— begin —

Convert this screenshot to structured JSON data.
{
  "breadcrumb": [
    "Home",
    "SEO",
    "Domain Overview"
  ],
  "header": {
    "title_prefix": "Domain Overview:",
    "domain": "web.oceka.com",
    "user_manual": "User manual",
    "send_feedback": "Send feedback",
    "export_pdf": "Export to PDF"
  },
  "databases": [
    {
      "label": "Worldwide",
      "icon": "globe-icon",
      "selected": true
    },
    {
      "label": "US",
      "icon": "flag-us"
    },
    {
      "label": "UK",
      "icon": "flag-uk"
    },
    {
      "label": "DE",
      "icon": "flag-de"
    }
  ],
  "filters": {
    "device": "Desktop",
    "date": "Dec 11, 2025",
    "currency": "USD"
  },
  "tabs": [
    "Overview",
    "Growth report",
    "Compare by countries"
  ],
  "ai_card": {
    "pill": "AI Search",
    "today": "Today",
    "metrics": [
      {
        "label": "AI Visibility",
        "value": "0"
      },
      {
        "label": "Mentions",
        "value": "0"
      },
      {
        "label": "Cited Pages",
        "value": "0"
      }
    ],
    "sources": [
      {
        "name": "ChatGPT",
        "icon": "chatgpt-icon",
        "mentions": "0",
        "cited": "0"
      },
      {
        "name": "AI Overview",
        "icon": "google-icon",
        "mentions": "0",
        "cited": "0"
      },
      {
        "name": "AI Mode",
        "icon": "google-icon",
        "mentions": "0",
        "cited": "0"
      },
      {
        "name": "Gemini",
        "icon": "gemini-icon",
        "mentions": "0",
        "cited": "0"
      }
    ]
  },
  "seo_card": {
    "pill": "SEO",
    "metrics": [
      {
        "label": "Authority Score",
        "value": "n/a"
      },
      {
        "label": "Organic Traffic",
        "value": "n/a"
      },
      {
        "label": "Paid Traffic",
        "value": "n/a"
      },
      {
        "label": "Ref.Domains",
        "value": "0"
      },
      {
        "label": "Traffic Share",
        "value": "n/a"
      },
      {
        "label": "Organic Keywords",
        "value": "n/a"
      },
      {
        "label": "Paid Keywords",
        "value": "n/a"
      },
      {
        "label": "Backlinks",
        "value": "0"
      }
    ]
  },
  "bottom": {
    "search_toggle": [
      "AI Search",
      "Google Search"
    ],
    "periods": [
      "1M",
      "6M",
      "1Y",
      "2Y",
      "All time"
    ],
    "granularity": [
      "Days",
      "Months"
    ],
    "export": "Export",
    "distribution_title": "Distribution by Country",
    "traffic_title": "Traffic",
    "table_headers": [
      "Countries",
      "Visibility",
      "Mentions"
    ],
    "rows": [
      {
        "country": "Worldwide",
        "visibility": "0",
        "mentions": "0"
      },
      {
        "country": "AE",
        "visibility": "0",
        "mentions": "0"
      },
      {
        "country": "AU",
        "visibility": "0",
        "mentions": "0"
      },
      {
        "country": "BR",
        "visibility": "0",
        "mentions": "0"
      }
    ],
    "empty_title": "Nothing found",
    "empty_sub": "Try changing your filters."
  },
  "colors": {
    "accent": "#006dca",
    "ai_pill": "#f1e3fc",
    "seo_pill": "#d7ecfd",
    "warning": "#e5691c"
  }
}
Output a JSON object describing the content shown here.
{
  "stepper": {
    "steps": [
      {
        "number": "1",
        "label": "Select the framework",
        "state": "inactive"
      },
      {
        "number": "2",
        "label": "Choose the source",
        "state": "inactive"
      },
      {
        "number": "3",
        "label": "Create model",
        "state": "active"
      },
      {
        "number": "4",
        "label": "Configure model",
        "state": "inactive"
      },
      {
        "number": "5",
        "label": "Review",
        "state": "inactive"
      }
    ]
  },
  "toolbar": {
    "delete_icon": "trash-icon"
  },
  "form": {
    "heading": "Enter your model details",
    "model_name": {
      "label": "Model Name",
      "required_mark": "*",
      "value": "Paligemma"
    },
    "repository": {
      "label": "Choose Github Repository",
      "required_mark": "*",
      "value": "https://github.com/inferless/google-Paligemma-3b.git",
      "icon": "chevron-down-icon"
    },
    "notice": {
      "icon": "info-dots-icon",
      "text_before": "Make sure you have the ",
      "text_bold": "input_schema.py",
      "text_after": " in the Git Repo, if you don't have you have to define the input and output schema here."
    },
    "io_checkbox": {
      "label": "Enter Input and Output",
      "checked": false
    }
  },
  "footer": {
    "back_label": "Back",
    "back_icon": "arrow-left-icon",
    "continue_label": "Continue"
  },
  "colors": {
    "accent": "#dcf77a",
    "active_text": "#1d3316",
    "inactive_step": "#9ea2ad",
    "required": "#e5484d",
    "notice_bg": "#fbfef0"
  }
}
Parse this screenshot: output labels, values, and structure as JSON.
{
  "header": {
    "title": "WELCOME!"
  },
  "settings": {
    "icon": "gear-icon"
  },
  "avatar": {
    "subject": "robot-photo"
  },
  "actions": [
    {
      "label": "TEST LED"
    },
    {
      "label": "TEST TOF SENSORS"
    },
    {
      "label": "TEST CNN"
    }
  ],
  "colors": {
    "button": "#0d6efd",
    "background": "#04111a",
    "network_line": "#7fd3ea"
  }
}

— end —

Exercise details
Write out the material from the first line to the last, exactly.

Exercise response
Convert this screenshot to structured JSON data.
{
  "breadcrumb": [
    "Home",
    "SEO",
    "Domain Overview"
  ],
  "header": {
    "title_prefix": "Domain Overview:",
    "domain": "web.oceka.com",
    "user_manual": "User manual",
    "send_feedback": "Send feedback",
    "export_pdf": "Export to PDF"
  },
  "databases": [
    {
      "label": "Worldwide",
      "icon": "globe-icon",
      "selected": true
    },
    {
      "label": "US",
      "icon": "flag-us"
    },
    {
      "label": "UK",
      "icon": "flag-uk"
    },
    {
      "label": "DE",
      "icon": "flag-de"
    }
  ],
  "filters": {
    "device": "Desktop",
    "date": "Dec 11, 2025",
    "currency": "USD"
  },
  "tabs": [
    "Overview",
    "Growth report",
    "Compare by countries"
  ],
  "ai_card": {
    "pill": "AI Search",
    "today": "Today",
    "metrics": [
      {
        "label": "AI Visibility",
        "value": "0"
      },
      {
        "label": "Mentions",
        "value": "0"
      },
      {
        "label": "Cited Pages",
        "value": "0"
      }
    ],
    "sources": [
      {
        "name": "ChatGPT",
        "icon": "chatgpt-icon",
        "mentions": "0",
        "cited": "0"
      },
      {
        "name": "AI Overview",
        "icon": "google-icon",
        "mentions": "0",
        "cited": "0"
      },
      {
        "name": "AI Mode",
        "icon": "google-icon",
        "mentions": "0",
        "cited": "0"
      },
      {
        "name": "Gemini",
        "icon": "gemini-icon",
        "mentions": "0",
        "cited": "0"
      }
    ]
  },
  "seo_card": {
    "pill": "SEO",
    "metrics": [
      {
        "label": "Authority Score",
        "value": "n/a"
      },
      {
        "label": "Organic Traffic",
        "value": "n/a"
      },
      {
        "label": "Paid Traffic",
        "value": "n/a"
      },
      {
        "label": "Ref.Domains",
        "value": "0"
      },
      {
        "label": "Traffic Share",
        "value": "n/a"
      },
      {
        "label": "Organic Keywords",
        "value": "n/a"
      },
      {
        "label": "Paid Keywords",
        "value": "n/a"
      },
      {
        "label": "Backlinks",
        "value": "0"
      }
    ]
  },
  "bottom": {
    "search_toggle": [
      "AI Search",
      "Google Search"
    ],
    "periods": [
      "1M",
      "6M",
      "1Y",
      "2Y",
      "All time"
    ],
    "granularity": [
      "Days",
      "Months"
    ],
    "export": "Export",
    "distribution_title": "Distribution by Country",
    "traffic_title": "Traffic",
    "table_headers": [
      "Countries",
      "Visibility",
      "Mentions"
    ],
    "rows": [
      {
        "country": "Worldwide",
        "visibility": "0",
        "mentions": "0"
      },
      {
        "country": "AE",
        "visibility": "0",
        "mentions": "0"
      },
      {
        "country": "AU",
        "visibility": "0",
        "mentions": "0"
      },
      {
        "country": "BR",
        "visibility": "0",
        "mentions": "0"
      }
    ],
    "empty_title": "Nothing found",
    "empty_sub": "Try changing your filters."
  },
  "colors": {
    "accent": "#006dca",
    "ai_pill": "#f1e3fc",
    "seo_pill": "#d7ecfd",
    "warning": "#e5691c"
  }
}
Output a JSON object describing the content shown here.
{
  "stepper": {
    "steps": [
      {
        "number": "1",
        "label": "Select the framework",
        "state": "inactive"
      },
      {
        "number": "2",
        "label": "Choose the source",
        "state": "inactive"
      },
      {
        "number": "3",
        "label": "Create model",
        "state": "active"
      },
      {
        "number": "4",
        "label": "Configure model",
        "state": "inactive"
      },
      {
        "number": "5",
        "label": "Review",
        "state": "inactive"
      }
    ]
  },
  "toolbar": {
    "delete_icon": "trash-icon"
  },
  "form": {
    "heading": "Enter your model details",
    "model_name": {
      "label": "Model Name",
      "required_mark": "*",
      "value": "Paligemma"
    },
    "repository": {
      "label": "Choose Github Repository",
      "required_mark": "*",
      "value": "https://github.com/inferless/google-Paligemma-3b.git",
      "icon": "chevron-down-icon"
    },
    "notice": {
      "icon": "info-dots-icon",
      "text_before": "Make sure you have the ",
      "text_bold": "input_schema.py",
      "text_after": " in the Git Repo, if you don't have you have to define the input and output schema here."
    },
    "io_checkbox": {
      "label": "Enter Input and Output",
      "checked": false
    }
  },
  "footer": {
    "back_label": "Back",
    "back_icon": "arrow-left-icon",
    "continue_label": "Continue"
  },
  "colors": {
    "accent": "#dcf77a",
    "active_text": "#1d3316",
    "inactive_step": "#9ea2ad",
    "required": "#e5484d",
    "notice_bg": "#fbfef0"
  }
}
Parse this screenshot: output labels, values, and structure as JSON.
{
  "header": {
    "title": "WELCOME!"
  },
  "settings": {
    "icon": "gear-icon"
  },
  "avatar": {
    "subject": "robot-photo"
  },
  "actions": [
    {
      "label": "TEST LED"
    },
    {
      "label": "TEST TOF SENSORS"
    },
    {
      "label": "TEST CNN"
    }
  ],
  "colors": {
    "button": "#0d6efd",
    "background": "#04111a",
    "network_line": "#7fd3ea"
  }
}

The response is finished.